* Records supplied:
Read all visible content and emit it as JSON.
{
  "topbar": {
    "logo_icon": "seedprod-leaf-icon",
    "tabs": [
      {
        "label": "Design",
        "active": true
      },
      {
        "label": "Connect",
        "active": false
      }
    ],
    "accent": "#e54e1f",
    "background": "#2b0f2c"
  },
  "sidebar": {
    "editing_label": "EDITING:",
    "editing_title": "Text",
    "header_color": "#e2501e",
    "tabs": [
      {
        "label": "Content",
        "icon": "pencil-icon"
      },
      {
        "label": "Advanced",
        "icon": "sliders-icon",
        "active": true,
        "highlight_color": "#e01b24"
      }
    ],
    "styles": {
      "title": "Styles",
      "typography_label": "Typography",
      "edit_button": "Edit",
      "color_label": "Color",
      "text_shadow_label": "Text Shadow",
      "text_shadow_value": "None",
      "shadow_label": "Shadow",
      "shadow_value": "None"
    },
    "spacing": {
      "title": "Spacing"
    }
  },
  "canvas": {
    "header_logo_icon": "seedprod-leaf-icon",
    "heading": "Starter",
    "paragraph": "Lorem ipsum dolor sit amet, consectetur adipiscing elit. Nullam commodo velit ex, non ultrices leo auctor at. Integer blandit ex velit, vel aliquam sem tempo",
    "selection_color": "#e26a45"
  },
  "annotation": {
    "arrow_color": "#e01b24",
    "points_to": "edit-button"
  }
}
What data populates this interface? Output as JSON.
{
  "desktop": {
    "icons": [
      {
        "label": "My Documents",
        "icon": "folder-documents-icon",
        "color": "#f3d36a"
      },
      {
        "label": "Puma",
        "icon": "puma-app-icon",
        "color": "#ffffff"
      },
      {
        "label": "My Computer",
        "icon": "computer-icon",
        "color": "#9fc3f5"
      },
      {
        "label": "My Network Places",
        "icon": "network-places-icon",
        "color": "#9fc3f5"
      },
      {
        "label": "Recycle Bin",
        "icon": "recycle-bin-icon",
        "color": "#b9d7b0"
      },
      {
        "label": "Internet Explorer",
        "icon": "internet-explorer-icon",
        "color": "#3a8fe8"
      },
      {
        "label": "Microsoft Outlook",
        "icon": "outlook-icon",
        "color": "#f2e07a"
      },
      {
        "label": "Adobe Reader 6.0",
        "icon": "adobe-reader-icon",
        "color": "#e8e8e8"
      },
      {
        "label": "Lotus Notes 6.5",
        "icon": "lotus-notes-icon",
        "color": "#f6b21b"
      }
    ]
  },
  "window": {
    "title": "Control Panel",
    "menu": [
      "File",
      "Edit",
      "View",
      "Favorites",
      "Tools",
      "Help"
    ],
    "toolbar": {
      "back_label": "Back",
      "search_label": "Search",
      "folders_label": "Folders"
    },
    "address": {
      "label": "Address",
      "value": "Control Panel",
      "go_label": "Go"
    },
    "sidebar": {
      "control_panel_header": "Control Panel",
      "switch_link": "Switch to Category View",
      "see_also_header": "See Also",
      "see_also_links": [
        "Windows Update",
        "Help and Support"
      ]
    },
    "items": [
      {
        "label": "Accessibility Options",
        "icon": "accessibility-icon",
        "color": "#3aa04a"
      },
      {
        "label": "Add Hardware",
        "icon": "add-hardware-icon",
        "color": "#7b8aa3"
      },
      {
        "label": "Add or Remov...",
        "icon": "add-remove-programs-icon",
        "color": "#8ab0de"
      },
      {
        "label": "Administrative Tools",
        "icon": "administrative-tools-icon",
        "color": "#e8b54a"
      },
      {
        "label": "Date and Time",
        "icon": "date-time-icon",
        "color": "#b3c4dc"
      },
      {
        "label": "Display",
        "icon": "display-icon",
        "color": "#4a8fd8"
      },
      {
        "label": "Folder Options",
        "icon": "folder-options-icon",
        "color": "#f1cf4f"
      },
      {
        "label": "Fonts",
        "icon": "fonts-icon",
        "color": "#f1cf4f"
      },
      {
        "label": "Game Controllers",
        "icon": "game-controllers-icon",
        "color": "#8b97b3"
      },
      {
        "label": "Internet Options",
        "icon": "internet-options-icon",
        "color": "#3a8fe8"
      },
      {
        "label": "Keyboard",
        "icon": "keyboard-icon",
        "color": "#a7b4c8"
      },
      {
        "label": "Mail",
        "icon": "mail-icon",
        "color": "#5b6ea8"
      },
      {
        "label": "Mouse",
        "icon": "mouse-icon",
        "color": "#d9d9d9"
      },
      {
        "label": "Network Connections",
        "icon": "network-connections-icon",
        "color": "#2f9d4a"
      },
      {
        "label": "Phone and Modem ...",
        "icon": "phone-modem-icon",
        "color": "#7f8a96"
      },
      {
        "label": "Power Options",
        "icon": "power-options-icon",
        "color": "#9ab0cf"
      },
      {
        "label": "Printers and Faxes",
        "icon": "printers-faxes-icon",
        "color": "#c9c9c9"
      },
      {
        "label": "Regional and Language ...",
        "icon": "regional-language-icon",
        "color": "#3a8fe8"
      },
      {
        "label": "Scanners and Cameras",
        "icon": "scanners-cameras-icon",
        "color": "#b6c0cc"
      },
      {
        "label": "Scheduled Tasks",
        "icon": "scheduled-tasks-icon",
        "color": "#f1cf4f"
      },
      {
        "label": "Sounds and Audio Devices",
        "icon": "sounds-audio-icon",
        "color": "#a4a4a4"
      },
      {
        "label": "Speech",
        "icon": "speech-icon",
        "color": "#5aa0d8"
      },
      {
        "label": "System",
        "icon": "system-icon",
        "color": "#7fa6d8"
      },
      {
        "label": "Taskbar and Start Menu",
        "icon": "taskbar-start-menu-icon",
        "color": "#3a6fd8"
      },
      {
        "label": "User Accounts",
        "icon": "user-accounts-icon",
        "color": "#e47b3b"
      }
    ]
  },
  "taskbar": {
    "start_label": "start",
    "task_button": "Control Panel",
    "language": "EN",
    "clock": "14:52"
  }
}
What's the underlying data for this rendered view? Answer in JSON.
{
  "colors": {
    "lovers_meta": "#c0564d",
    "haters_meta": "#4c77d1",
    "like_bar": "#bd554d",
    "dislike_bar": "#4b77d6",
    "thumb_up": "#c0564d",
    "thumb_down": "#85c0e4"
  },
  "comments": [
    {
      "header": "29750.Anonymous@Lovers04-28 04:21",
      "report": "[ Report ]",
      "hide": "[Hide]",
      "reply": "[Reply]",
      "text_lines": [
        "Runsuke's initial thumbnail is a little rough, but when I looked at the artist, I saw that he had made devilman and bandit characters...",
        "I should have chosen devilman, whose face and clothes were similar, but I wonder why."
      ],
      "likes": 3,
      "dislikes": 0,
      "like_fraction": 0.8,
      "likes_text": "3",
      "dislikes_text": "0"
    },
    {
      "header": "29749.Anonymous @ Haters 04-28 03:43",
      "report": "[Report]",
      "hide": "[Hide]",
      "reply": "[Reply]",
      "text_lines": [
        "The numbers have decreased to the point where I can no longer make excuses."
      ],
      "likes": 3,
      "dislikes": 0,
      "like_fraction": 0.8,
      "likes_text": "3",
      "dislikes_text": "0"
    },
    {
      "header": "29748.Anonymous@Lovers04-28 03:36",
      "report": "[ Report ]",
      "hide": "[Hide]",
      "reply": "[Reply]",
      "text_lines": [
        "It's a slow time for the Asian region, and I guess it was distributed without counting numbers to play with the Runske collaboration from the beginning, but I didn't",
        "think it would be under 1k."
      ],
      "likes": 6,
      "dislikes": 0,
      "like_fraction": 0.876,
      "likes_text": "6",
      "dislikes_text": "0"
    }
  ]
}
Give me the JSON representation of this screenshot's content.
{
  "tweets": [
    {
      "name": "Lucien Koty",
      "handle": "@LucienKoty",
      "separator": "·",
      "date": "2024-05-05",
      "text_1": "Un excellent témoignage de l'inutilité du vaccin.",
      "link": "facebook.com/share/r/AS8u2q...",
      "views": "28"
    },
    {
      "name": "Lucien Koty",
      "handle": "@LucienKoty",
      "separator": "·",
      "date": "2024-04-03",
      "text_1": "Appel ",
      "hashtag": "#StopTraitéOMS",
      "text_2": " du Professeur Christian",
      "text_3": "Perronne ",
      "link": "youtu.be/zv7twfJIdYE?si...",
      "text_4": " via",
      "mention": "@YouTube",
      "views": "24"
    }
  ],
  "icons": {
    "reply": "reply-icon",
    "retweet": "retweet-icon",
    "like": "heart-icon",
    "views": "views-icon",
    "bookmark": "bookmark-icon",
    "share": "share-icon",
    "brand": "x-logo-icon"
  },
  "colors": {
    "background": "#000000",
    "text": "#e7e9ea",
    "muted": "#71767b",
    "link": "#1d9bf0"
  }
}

* Task goal: Each line with the string "data" in it needs to be found and copied.

* Answer to the problem:
What data populates this interface? Output as JSON.
What's the underlying data for this rendered view? Answer in JSON.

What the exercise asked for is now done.